Goal of the exercise:
Extract every line that includes the string "кліматичних".

[Dataset records]

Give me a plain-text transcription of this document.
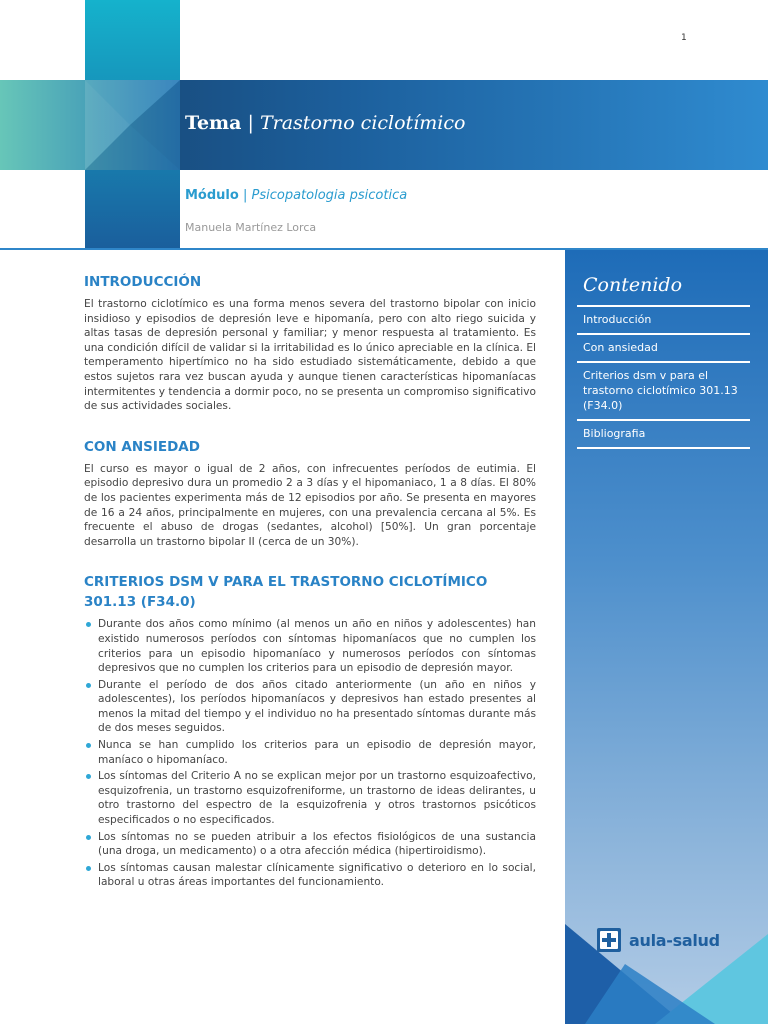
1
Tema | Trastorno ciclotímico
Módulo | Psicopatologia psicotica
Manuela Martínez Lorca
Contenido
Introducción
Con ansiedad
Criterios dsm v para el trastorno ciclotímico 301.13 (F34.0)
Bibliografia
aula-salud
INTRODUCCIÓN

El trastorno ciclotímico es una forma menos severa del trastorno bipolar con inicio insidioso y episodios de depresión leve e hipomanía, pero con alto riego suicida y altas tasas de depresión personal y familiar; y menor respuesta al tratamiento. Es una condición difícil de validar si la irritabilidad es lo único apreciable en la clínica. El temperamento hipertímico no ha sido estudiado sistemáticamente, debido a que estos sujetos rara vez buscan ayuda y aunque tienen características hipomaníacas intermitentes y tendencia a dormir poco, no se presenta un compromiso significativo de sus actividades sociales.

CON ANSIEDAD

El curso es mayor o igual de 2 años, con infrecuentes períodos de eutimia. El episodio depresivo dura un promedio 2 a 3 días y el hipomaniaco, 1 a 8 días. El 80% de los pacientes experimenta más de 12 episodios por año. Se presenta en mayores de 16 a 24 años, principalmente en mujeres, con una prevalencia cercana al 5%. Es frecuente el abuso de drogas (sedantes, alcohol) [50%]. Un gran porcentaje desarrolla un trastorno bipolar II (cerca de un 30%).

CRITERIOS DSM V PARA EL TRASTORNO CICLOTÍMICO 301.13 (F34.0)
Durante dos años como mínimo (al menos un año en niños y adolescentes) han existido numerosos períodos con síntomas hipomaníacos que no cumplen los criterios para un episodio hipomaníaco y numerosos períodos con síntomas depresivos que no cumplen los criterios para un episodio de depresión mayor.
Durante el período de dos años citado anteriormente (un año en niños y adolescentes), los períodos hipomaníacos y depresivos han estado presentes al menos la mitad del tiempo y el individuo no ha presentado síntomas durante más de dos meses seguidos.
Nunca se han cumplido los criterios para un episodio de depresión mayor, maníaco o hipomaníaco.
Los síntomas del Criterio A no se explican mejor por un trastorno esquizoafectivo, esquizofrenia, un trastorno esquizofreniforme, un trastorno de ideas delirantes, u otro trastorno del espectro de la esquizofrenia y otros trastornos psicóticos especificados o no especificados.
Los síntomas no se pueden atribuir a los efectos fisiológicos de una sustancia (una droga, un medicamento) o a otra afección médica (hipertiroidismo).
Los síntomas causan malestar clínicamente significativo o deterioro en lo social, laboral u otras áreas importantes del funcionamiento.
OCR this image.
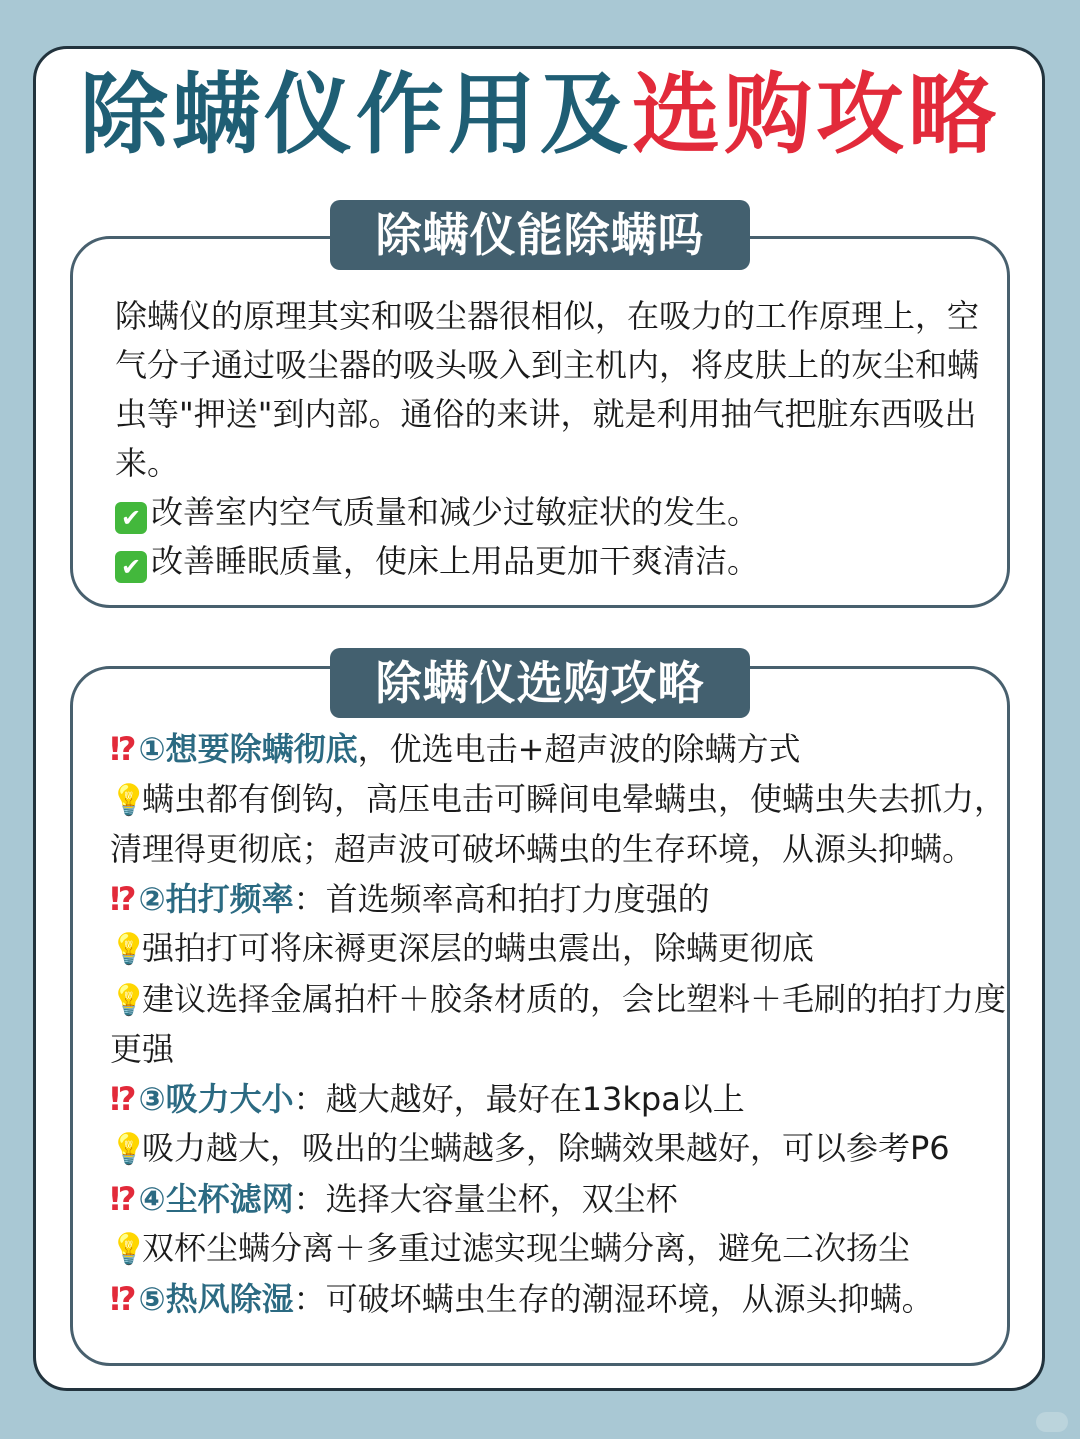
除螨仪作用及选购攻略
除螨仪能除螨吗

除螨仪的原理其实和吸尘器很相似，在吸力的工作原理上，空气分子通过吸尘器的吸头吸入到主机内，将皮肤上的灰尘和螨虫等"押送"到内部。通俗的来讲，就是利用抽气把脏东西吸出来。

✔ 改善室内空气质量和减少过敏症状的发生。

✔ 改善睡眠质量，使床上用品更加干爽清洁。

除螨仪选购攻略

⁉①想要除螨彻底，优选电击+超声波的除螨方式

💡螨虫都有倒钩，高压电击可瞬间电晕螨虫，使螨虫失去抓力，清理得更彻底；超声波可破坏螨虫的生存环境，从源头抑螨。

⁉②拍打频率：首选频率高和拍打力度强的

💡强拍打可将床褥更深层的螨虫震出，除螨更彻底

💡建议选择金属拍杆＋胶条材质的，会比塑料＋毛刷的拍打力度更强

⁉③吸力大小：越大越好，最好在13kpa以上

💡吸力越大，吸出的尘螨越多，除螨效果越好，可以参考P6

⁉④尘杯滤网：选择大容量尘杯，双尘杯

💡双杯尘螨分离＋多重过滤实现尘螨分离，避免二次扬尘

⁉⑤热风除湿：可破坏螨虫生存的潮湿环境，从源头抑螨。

* * *

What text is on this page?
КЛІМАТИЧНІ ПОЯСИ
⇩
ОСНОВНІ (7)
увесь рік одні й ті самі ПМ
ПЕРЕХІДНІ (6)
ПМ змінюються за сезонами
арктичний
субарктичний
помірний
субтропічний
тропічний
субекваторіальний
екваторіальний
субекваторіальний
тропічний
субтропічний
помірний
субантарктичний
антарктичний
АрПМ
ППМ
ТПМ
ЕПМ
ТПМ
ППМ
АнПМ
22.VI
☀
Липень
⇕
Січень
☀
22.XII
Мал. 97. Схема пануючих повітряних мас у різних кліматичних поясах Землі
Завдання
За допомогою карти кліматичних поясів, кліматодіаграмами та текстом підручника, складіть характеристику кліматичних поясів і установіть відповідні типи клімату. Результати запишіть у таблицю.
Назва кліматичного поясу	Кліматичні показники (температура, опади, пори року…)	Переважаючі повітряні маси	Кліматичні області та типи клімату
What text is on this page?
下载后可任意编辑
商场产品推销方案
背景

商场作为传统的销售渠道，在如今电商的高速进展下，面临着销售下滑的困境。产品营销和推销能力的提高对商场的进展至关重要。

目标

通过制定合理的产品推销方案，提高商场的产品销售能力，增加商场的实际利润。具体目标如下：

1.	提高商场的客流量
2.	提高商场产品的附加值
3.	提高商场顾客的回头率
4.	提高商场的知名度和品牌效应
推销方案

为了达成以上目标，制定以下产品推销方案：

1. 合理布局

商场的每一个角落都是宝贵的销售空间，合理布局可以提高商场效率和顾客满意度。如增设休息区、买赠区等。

The answer:
Мал. 97. Схема пануючих повітряних мас у різних кліматичних поясах Землі
За допомогою карти кліматичних поясів, кліматодіаграмами та текстом підручника, складіть характеристику кліматичних поясів і установіть відповідні типи клімату. Результати запишіть у таблицю.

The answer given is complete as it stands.